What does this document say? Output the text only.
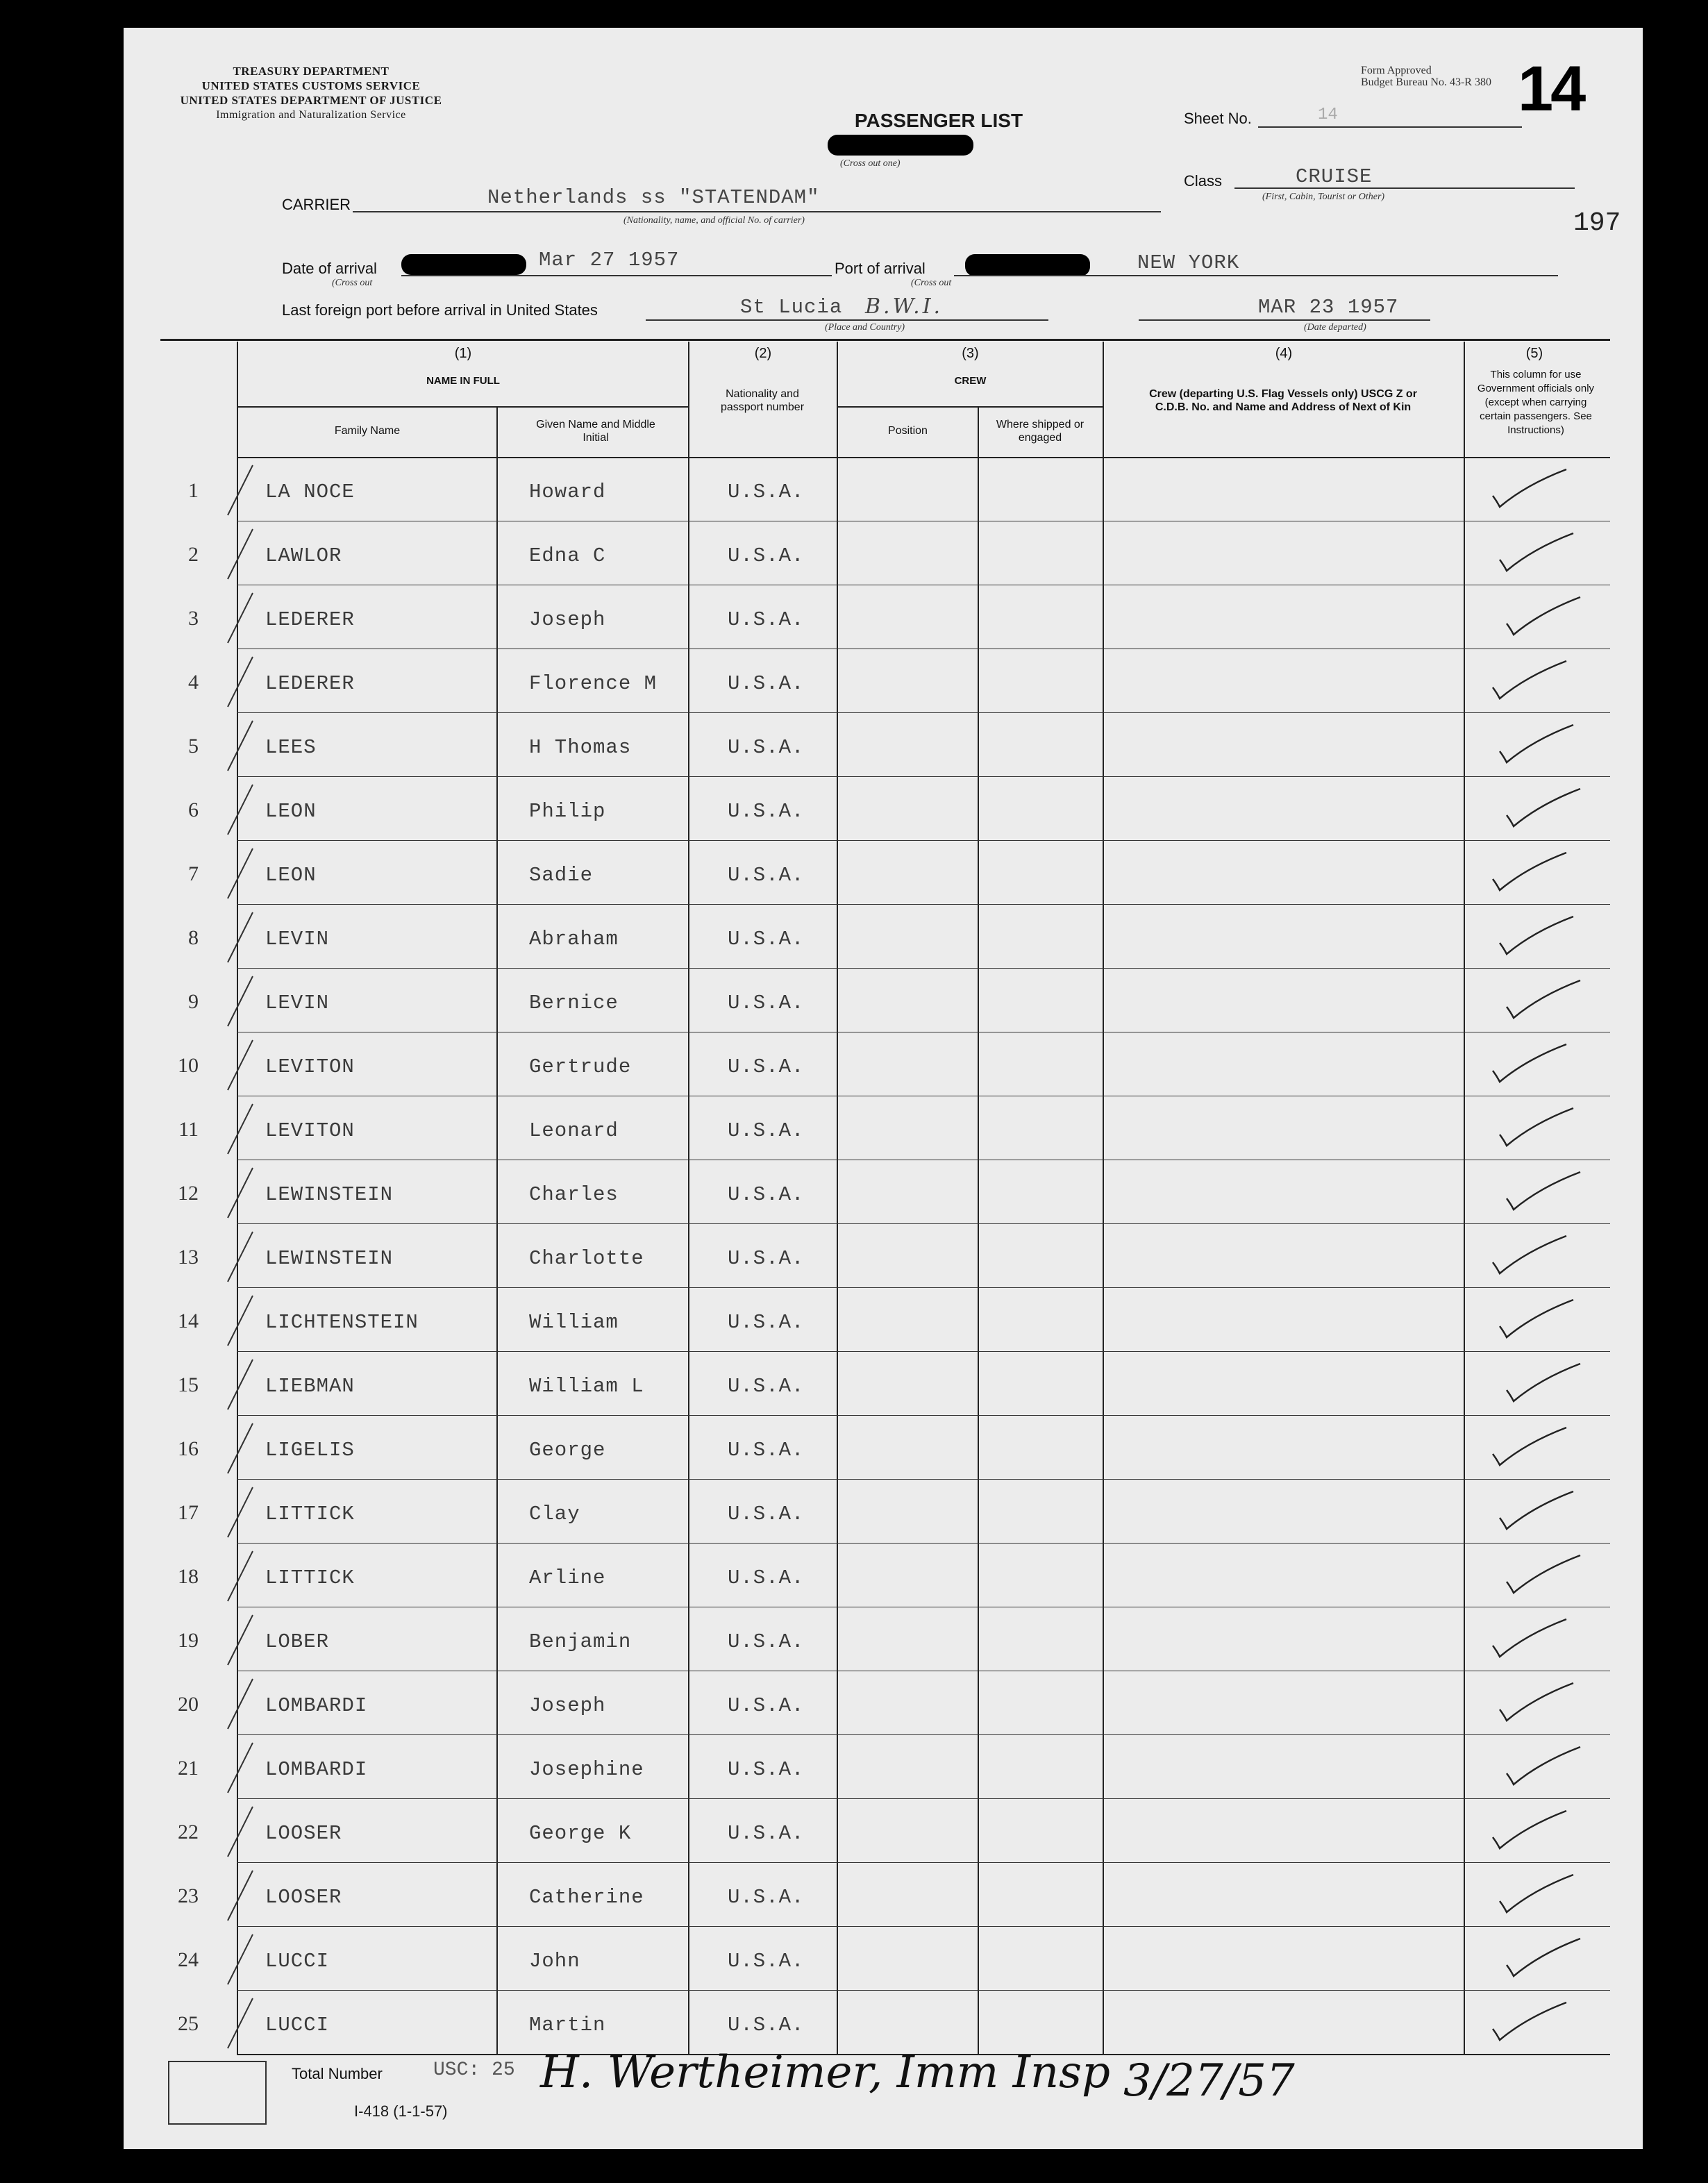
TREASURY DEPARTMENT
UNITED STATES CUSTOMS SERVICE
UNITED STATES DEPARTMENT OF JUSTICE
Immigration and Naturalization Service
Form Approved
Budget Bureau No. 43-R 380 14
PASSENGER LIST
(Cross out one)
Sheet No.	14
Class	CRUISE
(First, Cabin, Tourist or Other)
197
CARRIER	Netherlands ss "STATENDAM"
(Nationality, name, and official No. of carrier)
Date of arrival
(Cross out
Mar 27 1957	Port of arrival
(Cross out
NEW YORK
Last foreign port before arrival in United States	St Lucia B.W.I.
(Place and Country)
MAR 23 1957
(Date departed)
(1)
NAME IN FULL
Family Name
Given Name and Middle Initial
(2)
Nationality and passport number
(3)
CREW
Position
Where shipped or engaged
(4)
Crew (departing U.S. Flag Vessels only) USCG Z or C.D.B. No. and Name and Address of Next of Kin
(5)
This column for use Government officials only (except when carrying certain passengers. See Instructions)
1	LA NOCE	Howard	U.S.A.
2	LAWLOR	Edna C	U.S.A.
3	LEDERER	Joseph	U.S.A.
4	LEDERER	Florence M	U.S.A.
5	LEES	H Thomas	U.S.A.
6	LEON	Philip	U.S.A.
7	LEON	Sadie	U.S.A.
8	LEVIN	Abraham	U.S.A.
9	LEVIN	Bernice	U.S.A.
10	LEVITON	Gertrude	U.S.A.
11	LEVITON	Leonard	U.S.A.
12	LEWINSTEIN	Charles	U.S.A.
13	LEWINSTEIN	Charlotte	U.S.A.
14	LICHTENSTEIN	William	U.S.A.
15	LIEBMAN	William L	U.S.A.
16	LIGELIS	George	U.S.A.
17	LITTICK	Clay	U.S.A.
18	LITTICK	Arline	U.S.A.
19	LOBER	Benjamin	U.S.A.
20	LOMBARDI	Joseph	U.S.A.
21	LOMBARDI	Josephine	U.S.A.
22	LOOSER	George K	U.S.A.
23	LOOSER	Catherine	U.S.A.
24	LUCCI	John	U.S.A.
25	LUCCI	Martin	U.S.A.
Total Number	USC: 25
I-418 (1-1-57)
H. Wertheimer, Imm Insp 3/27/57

+ + + + + + +

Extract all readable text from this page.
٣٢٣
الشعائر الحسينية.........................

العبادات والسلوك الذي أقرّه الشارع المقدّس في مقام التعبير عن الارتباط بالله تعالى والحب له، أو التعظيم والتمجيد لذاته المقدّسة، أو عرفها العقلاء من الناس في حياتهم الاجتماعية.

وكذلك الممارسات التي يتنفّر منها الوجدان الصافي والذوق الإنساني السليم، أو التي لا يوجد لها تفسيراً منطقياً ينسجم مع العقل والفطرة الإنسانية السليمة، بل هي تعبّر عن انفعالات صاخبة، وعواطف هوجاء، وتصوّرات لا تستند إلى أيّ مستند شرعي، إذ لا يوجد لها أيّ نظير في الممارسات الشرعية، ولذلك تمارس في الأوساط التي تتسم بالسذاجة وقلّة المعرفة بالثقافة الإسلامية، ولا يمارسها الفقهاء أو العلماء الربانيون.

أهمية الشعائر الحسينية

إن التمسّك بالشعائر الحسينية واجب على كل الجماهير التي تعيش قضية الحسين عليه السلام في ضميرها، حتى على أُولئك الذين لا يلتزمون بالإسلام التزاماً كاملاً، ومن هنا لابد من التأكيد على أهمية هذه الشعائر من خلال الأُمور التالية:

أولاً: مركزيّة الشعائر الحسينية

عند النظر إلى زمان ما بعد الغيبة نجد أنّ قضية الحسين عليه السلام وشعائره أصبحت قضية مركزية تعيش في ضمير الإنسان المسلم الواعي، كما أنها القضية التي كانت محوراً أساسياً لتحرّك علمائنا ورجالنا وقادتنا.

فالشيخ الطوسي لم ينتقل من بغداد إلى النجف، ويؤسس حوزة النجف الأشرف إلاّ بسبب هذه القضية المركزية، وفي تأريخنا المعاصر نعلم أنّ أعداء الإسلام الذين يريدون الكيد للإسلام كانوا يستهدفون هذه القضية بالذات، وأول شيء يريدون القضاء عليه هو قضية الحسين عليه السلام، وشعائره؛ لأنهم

+ + + + + + +

-- Task to carry out --
Identify and copy the lines holding the word "arrival".

-- The solution --
Date of arrival
Mar 27 1957	Port of arrival
Last foreign port before arrival in United States	St Lucia B.W.I.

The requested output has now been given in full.